Trecho da fonte |
►

Mais uma (pequena e bela) lição de Pessoa

Nos dois casos, a troca do modo verbal implica apenas a mudança do plano em que se põem os processos?

MOTIVADO PELA COLUNA da semana passada, em que mencionei o trecho "Não sei mais o que faça com esse amor..." (da canção "Não Tem Solução", de Dorival Caymmi e Carlos Guinle), o letrista Carlos Rennó (que, entre outras maravilhas, lavrou a antológica "Ecos do Ão", que um dia analisei neste espaço) me escreveu curta e bela mensagem, em que citou estes versos de Fernando Pessoa: "Não sei o que faça / Não sei o que penso / O frio não passa / E o tédio é imenso".
Rennó destacou o estro de Pessoa, que, ao empregar um verbo no subjuntivo ("faça") e outro no indicativo ("penso"), conseguiu concomitantemente colocar em planos diferentes (hipótese e realidade, respectivamente) os processos expressos por essas formas verbais e cruzar a rima ("faça"/"passa", "penso"/"imenso").
O fato é que a pertinente mensagem de Rennó e o belo exemplo pessoano reforçaram o caráter que imprimi (e sempre tento imprimir) na análise dos fatos da língua -o emprego dos modos verbais, no caso. Não se trata de discutir sobre o certo e/ou o errado, mas de analisar o que muda com esta ou aquela escolha.
Pois não é que, no sábado, um título jornalístico aumentou a lista de casos interessantes? Lá vai ele: "Lula já admite que taxa de juros volte a subir". Vamos direto ao ponto: troque "volte" por "volta" e veja o que ocorre. Já trocou? E então? As duas são possíveis? Tanto faz? Ou será que a melhor resposta é "depende"?
Esse caso é bem parecido com este, que a Unicamp abordou em um de seus últimos vestibulares: "Lula sugere que Walfrido e Agnelo ficam". O que ocorre com a troca de "ficam" por "fiquem"? Será que, nos dois casos, a troca do modo verbal implica tão-somente a mudança do plano em que se põem os processos expressos pelas formas verbais?
Comecemos por relembrar o que ocorre no segundo caso. Com "ficam" ("Lula sugere que Walfrido e Agnelo ficam"), o verbo "sugerir" significa "dar indícios", "fornecer sinais ou pistas". Em outras palavras, afirma-se que determinado pronunciamento de Lula forneceu indícios de que Walfrido e Agnelo ficariam (no ministério). Como Lula era (e ainda é) o responsável pela formação de sua equipe, depreendeu-se de sua fala que ele já se decidira pela permanência de Walfrido e Agnelo.
Com "fiquem" ("Lula sugere que Walfrido e Agnelo fiquem"), o verbo "sugerir" passa a significar "propor".
E no caso do outro título ("Lula já admite que taxa de juros volte a subir")? Com "volte", temos algumas opções interessantes. A primeira delas é entender "admitir" como sinônimo de "permitir", "tolerar".
Outra opção é entender "admitir" como "conceber a hipótese". Em outras palavras, pode-se entender que o presidente já "liberou" o Banco Central (para aumentar os juros) ou que para Lula um possível aumento da taxa de juros é hipótese já digerida.
Com "volta" ("Lula já admite que taxa de juros volta a subir"), "admitir" significa "reconhecer algo evidente, que vai acontecer". Em outras palavras, Lula já não age como diretores de futebol que insistem em negar a saída mais que iminente do treinador e que, após a queda "do professor", dizem que não podiam mesmo ter agido de outro modo.
É por essas e outras que casos como esses merecem análise meticulosa, o que impõe tomar cuidado com a primeira impressão. É isso.

◄

Material coletado |

►

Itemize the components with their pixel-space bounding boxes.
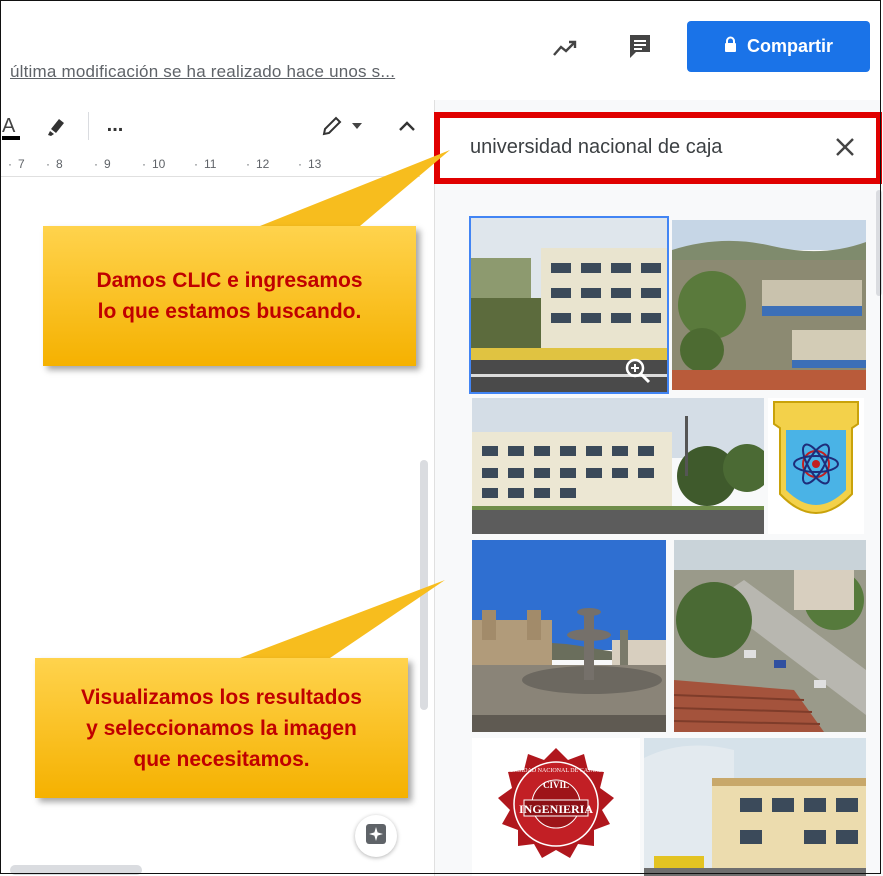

◄

Tarefa obrigatória 1 | Como fica em inglês esta frase da coluna sobre modos verbais: "Não se trata de discutir sobre o certo e/ou o errado, mas de analisar o que muda com esta ou aquela escolha."?
Tarefa obrigatória 2 | Redigite sem alterações o trecho da coluna sobre modos verbais que começa em "O fato é que" e termina em "ou aquela escolha.".

Solução completa 1 | It is not a matter of arguing about right and/or wrong, but of analyzing what changes with this or that choice.

Solução completa 2 |
O fato é que a pertinente mensagem de Rennó e o belo exemplo pessoano reforçaram o caráter que imprimi (e sempre tento imprimir) na análise dos fatos da língua -o emprego dos modos verbais, no caso. Não se trata de discutir sobre o certo e/ou o errado, mas de analisar o que muda com esta ou aquela escolha.